Work instruction
Whenever the string "dazu" turns up in a line of the data below, copy that line.

Information given
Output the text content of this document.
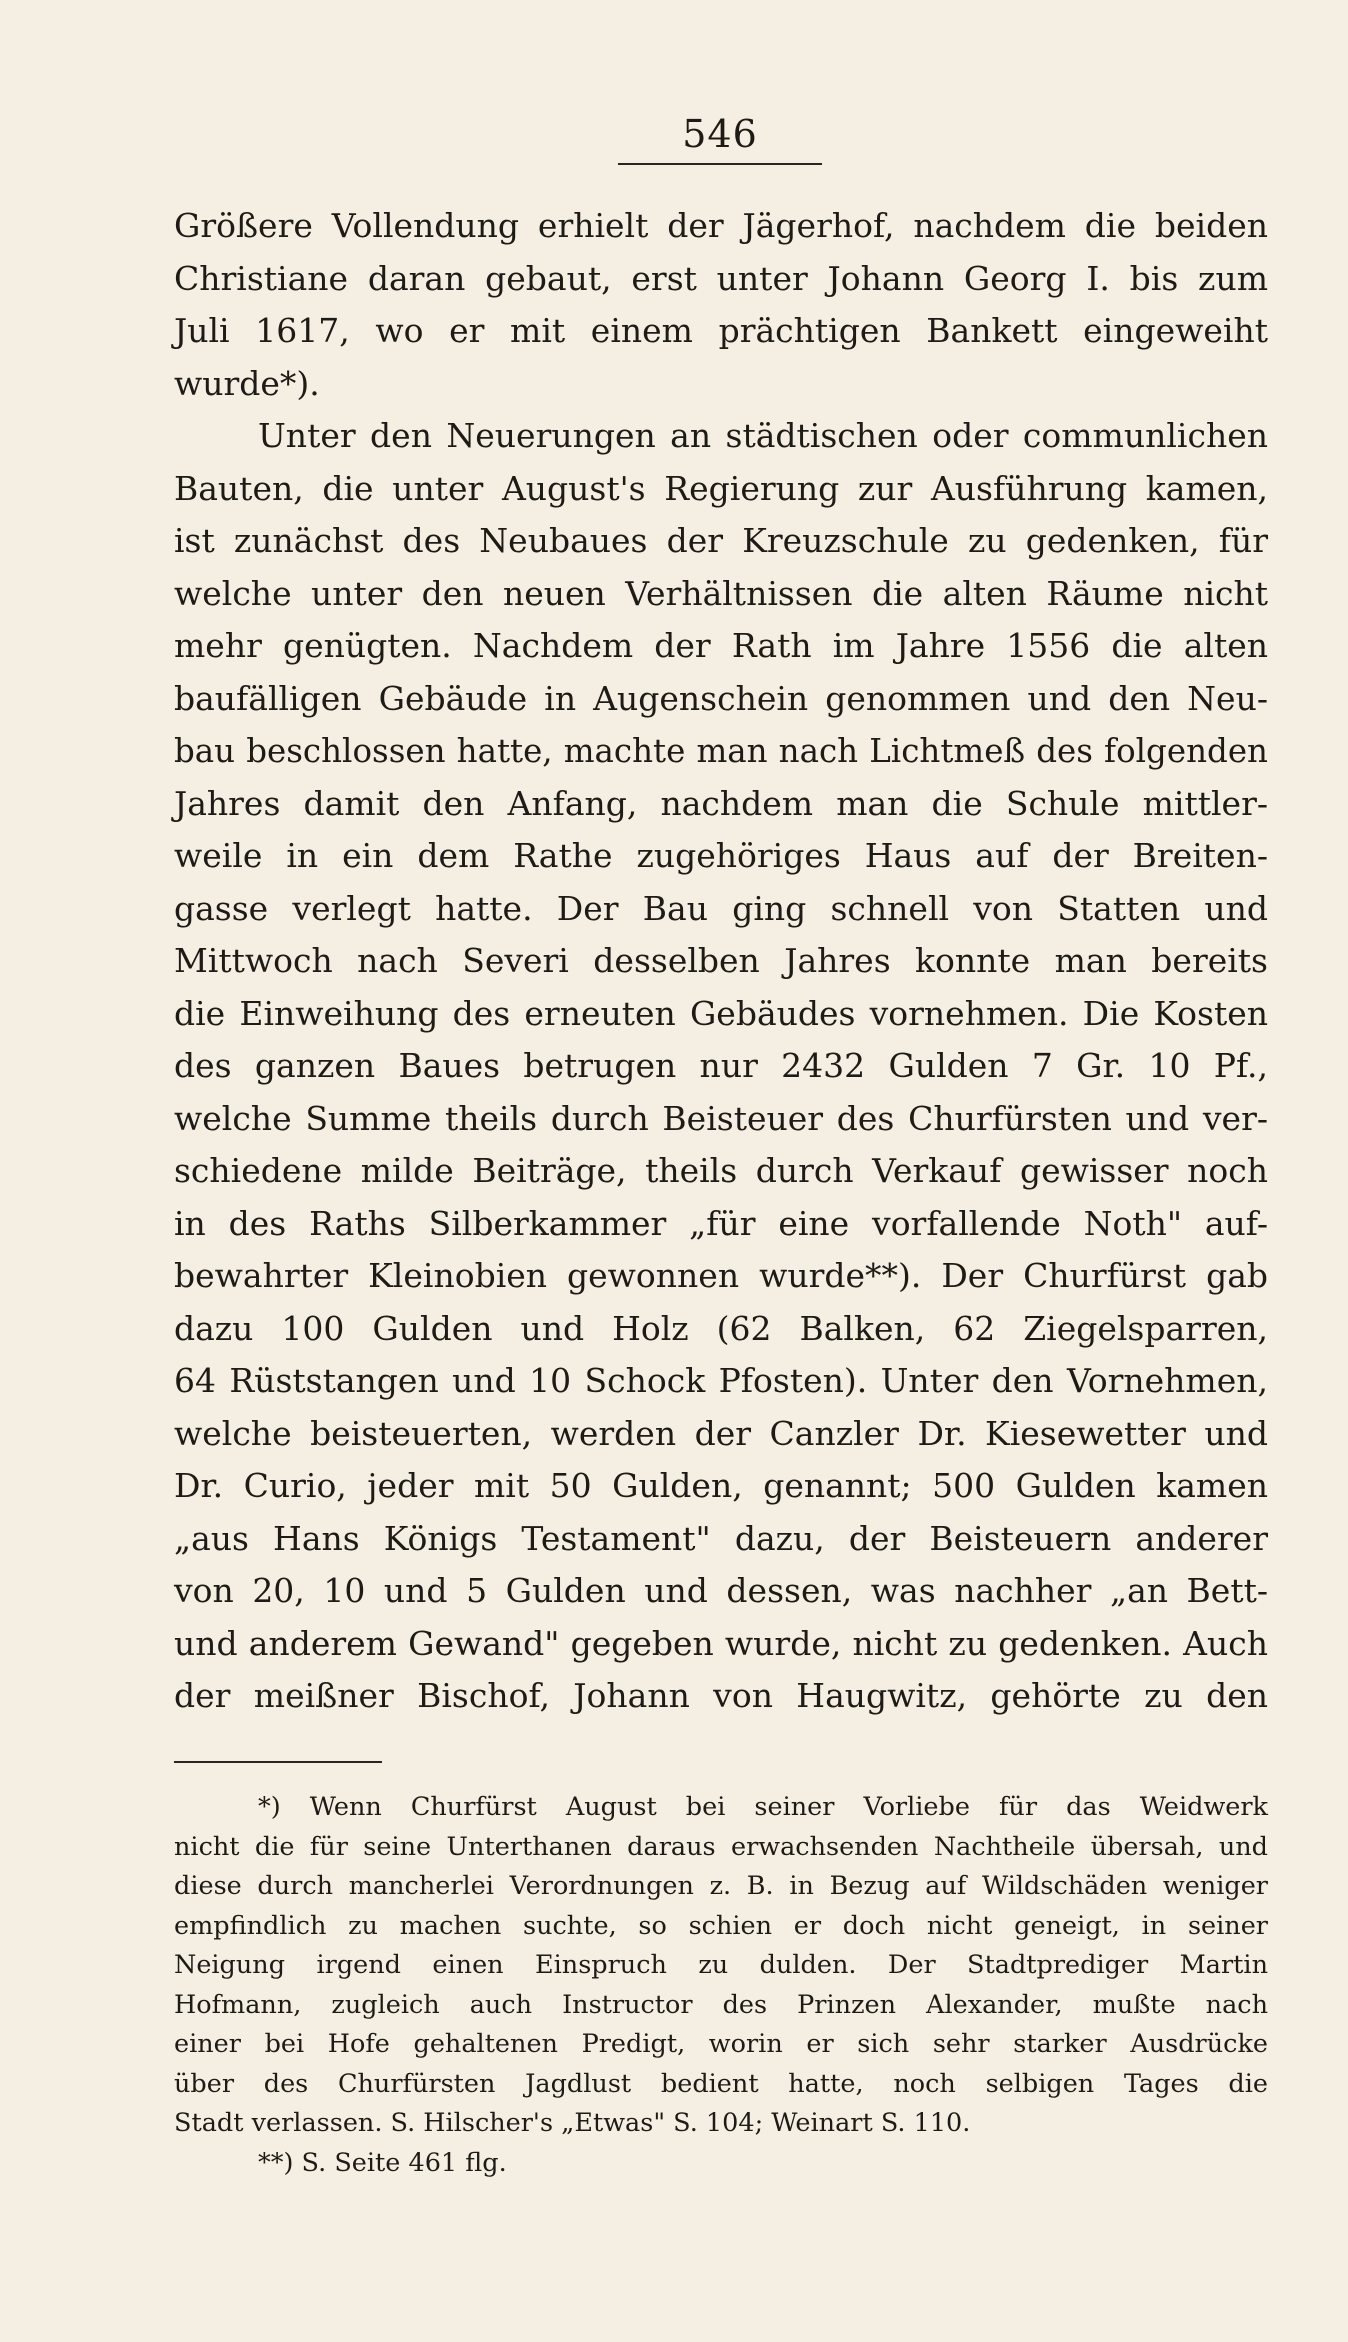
546
Größere Vollendung erhielt der Jägerhof, nachdem die beiden
Christiane daran gebaut, erst unter Johann Georg I. bis zum
Juli 1617, wo er mit einem prächtigen Bankett eingeweiht
wurde*).
Unter den Neuerungen an städtischen oder communlichen
Bauten, die unter August's Regierung zur Ausführung kamen,
ist zunächst des Neubaues der Kreuzschule zu gedenken, für
welche unter den neuen Verhältnissen die alten Räume nicht
mehr genügten. Nachdem der Rath im Jahre 1556 die alten
baufälligen Gebäude in Augenschein genommen und den Neu-
bau beschlossen hatte, machte man nach Lichtmeß des folgenden
Jahres damit den Anfang, nachdem man die Schule mittler-
weile in ein dem Rathe zugehöriges Haus auf der Breiten-
gasse verlegt hatte. Der Bau ging schnell von Statten und
Mittwoch nach Severi desselben Jahres konnte man bereits
die Einweihung des erneuten Gebäudes vornehmen. Die Kosten
des ganzen Baues betrugen nur 2432 Gulden 7 Gr. 10 Pf.,
welche Summe theils durch Beisteuer des Churfürsten und ver-
schiedene milde Beiträge, theils durch Verkauf gewisser noch
in des Raths Silberkammer „für eine vorfallende Noth" auf-
bewahrter Kleinobien gewonnen wurde**). Der Churfürst gab
dazu 100 Gulden und Holz (62 Balken, 62 Ziegelsparren,
64 Rüststangen und 10 Schock Pfosten). Unter den Vornehmen,
welche beisteuerten, werden der Canzler Dr. Kiesewetter und
Dr. Curio, jeder mit 50 Gulden, genannt; 500 Gulden kamen
„aus Hans Königs Testament" dazu, der Beisteuern anderer
von 20, 10 und 5 Gulden und dessen, was nachher „an Bett-
und anderem Gewand" gegeben wurde, nicht zu gedenken. Auch
der meißner Bischof, Johann von Haugwitz, gehörte zu den
*) Wenn Churfürst August bei seiner Vorliebe für das Weidwerk
nicht die für seine Unterthanen daraus erwachsenden Nachtheile übersah, und
diese durch mancherlei Verordnungen z. B. in Bezug auf Wildschäden weniger
empfindlich zu machen suchte, so schien er doch nicht geneigt, in seiner
Neigung irgend einen Einspruch zu dulden. Der Stadtprediger Martin
Hofmann, zugleich auch Instructor des Prinzen Alexander, mußte nach
einer bei Hofe gehaltenen Predigt, worin er sich sehr starker Ausdrücke
über des Churfürsten Jagdlust bedient hatte, noch selbigen Tages die
Stadt verlassen. S. Hilscher's „Etwas" S. 104; Weinart S. 110.
**) S. Seite 461 flg.
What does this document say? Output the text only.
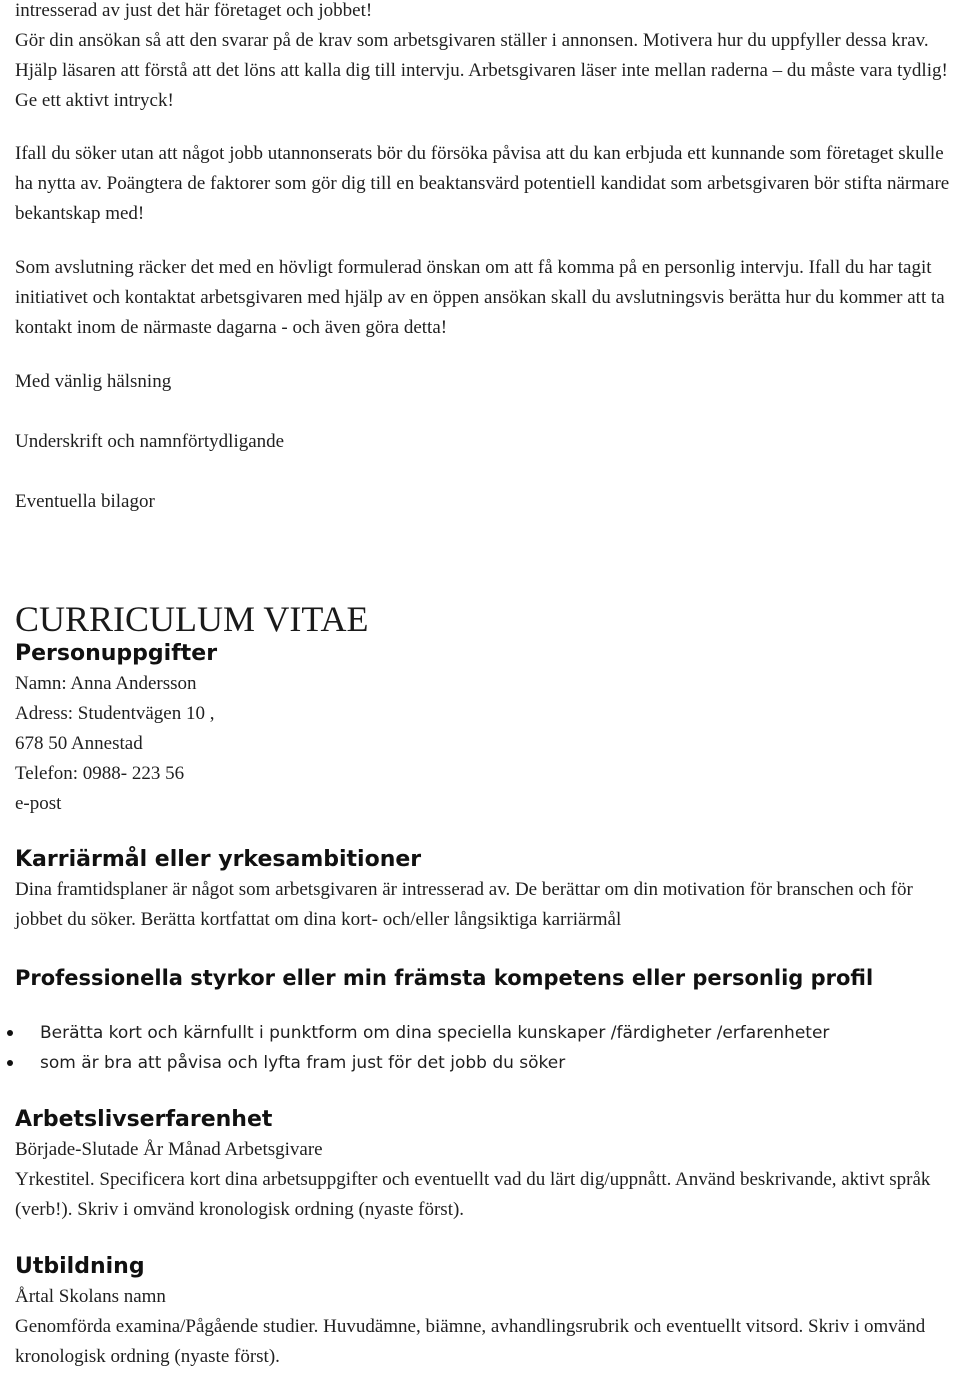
intresserad av just det här företaget och jobbet!

Gör din ansökan så att den svarar på de krav som arbetsgivaren ställer i annonsen. Motivera hur du uppfyller dessa krav. Hjälp läsaren att förstå att det löns att kalla dig till intervju. Arbetsgivaren läser inte mellan raderna – du måste vara tydlig! Ge ett aktivt intryck!

Ifall du söker utan att något jobb utannonserats bör du försöka påvisa att du kan erbjuda ett kunnande som företaget skulle ha nytta av. Poängtera de faktorer som gör dig till en beaktansvärd potentiell kandidat som arbetsgivaren bör stifta närmare bekantskap med!

Som avslutning räcker det med en hövligt formulerad önskan om att få komma på en personlig intervju. Ifall du har tagit initiativet och kontaktat arbetsgivaren med hjälp av en öppen ansökan skall du avslutningsvis berätta hur du kommer att ta kontakt inom de närmaste dagarna - och även göra detta!

Med vänlig hälsning

Underskrift och namnförtydligande

Eventuella bilagor

CURRICULUM VITAE
Personuppgifter

Namn: Anna Andersson

Adress: Studentvägen 10 ,

678 50 Annestad

Telefon: 0988- 223 56

e-post

Karriärmål eller yrkesambitioner

Dina framtidsplaner är något som arbetsgivaren är intresserad av. De berättar om din motivation för branschen och för jobbet du söker. Berätta kortfattat om dina kort- och/eller långsiktiga karriärmål

Professionella styrkor eller min främsta kompetens eller personlig profil
Berätta kort och kärnfullt i punktform om dina speciella kunskaper /färdigheter /erfarenheter
som är bra att påvisa och lyfta fram just för det jobb du söker
Arbetslivserfarenhet

Började-Slutade År Månad Arbetsgivare

Yrkestitel. Specificera kort dina arbetsuppgifter och eventuellt vad du lärt dig/uppnått. Använd beskrivande, aktivt språk (verb!). Skriv i omvänd kronologisk ordning (nyaste först).

Utbildning

Årtal Skolans namn

Genomförda examina/Pågående studier. Huvudämne, biämne, avhandlingsrubrik och eventuellt vitsord. Skriv i omvänd kronologisk ordning (nyaste först).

Your response
dazu 100 Gulden und Holz (62 Balken, 62 Ziegelsparren,
„aus Hans Königs Testament" dazu, der Beisteuern anderer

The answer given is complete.